Below you will find a set of lines. Repeat them all exactly.

_____

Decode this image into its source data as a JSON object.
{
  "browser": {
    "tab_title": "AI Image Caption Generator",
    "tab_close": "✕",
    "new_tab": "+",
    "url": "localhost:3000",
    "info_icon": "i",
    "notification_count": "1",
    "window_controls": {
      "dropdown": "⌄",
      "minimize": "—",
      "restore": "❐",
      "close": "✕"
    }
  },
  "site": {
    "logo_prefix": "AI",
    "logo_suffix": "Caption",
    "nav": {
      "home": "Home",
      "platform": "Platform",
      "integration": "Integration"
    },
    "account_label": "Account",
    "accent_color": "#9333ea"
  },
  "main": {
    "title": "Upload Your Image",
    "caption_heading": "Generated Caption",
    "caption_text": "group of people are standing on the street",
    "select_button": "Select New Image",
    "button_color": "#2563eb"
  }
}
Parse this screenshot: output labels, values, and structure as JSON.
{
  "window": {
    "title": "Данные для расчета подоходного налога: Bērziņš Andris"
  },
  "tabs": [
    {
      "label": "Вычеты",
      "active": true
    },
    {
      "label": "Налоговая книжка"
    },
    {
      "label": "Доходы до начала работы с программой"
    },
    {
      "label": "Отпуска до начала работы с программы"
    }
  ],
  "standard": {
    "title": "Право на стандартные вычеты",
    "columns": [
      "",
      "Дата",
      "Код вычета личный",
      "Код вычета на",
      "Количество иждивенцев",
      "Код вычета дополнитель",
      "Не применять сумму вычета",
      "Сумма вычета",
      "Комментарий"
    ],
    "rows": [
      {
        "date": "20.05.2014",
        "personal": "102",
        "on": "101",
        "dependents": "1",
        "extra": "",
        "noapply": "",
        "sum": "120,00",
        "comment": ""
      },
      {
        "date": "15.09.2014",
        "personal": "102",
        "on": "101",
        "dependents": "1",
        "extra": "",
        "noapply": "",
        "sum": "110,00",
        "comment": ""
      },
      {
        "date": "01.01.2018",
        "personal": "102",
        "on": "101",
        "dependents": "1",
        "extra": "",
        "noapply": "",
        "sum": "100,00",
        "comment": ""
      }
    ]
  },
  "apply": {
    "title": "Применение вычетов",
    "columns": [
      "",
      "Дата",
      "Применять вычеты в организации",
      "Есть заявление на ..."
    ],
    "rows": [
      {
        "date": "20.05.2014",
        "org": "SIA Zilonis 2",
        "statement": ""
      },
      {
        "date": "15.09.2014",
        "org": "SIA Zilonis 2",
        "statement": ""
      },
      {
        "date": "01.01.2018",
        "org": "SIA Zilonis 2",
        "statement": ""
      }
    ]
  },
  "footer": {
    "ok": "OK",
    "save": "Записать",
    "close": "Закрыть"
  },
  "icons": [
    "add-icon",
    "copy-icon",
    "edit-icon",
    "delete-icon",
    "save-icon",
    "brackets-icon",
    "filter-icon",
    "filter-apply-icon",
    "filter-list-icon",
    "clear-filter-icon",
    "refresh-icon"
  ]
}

_____

WRITTEN RESPONSE —
Decode this image into its source data as a JSON object.
{
  "browser": {
    "tab_title": "AI Image Caption Generator",
    "tab_close": "✕",
    "new_tab": "+",
    "url": "localhost:3000",
    "info_icon": "i",
    "notification_count": "1",
    "window_controls": {
      "dropdown": "⌄",
      "minimize": "—",
      "restore": "❐",
      "close": "✕"
    }
  },
  "site": {
    "logo_prefix": "AI",
    "logo_suffix": "Caption",
    "nav": {
      "home": "Home",
      "platform": "Platform",
      "integration": "Integration"
    },
    "account_label": "Account",
    "accent_color": "#9333ea"
  },
  "main": {
    "title": "Upload Your Image",
    "caption_heading": "Generated Caption",
    "caption_text": "group of people are standing on the street",
    "select_button": "Select New Image",
    "button_color": "#2563eb"
  }
}
Parse this screenshot: output labels, values, and structure as JSON.
{
  "window": {
    "title": "Данные для расчета подоходного налога: Bērziņš Andris"
  },
  "tabs": [
    {
      "label": "Вычеты",
      "active": true
    },
    {
      "label": "Налоговая книжка"
    },
    {
      "label": "Доходы до начала работы с программой"
    },
    {
      "label": "Отпуска до начала работы с программы"
    }
  ],
  "standard": {
    "title": "Право на стандартные вычеты",
    "columns": [
      "",
      "Дата",
      "Код вычета личный",
      "Код вычета на",
      "Количество иждивенцев",
      "Код вычета дополнитель",
      "Не применять сумму вычета",
      "Сумма вычета",
      "Комментарий"
    ],
    "rows": [
      {
        "date": "20.05.2014",
        "personal": "102",
        "on": "101",
        "dependents": "1",
        "extra": "",
        "noapply": "",
        "sum": "120,00",
        "comment": ""
      },
      {
        "date": "15.09.2014",
        "personal": "102",
        "on": "101",
        "dependents": "1",
        "extra": "",
        "noapply": "",
        "sum": "110,00",
        "comment": ""
      },
      {
        "date": "01.01.2018",
        "personal": "102",
        "on": "101",
        "dependents": "1",
        "extra": "",
        "noapply": "",
        "sum": "100,00",
        "comment": ""
      }
    ]
  },
  "apply": {
    "title": "Применение вычетов",
    "columns": [
      "",
      "Дата",
      "Применять вычеты в организации",
      "Есть заявление на ..."
    ],
    "rows": [
      {
        "date": "20.05.2014",
        "org": "SIA Zilonis 2",
        "statement": ""
      },
      {
        "date": "15.09.2014",
        "org": "SIA Zilonis 2",
        "statement": ""
      },
      {
        "date": "01.01.2018",
        "org": "SIA Zilonis 2",
        "statement": ""
      }
    ]
  },
  "footer": {
    "ok": "OK",
    "save": "Записать",
    "close": "Закрыть"
  },
  "icons": [
    "add-icon",
    "copy-icon",
    "edit-icon",
    "delete-icon",
    "save-icon",
    "brackets-icon",
    "filter-icon",
    "filter-apply-icon",
    "filter-list-icon",
    "clear-filter-icon",
    "refresh-icon"
  ]
}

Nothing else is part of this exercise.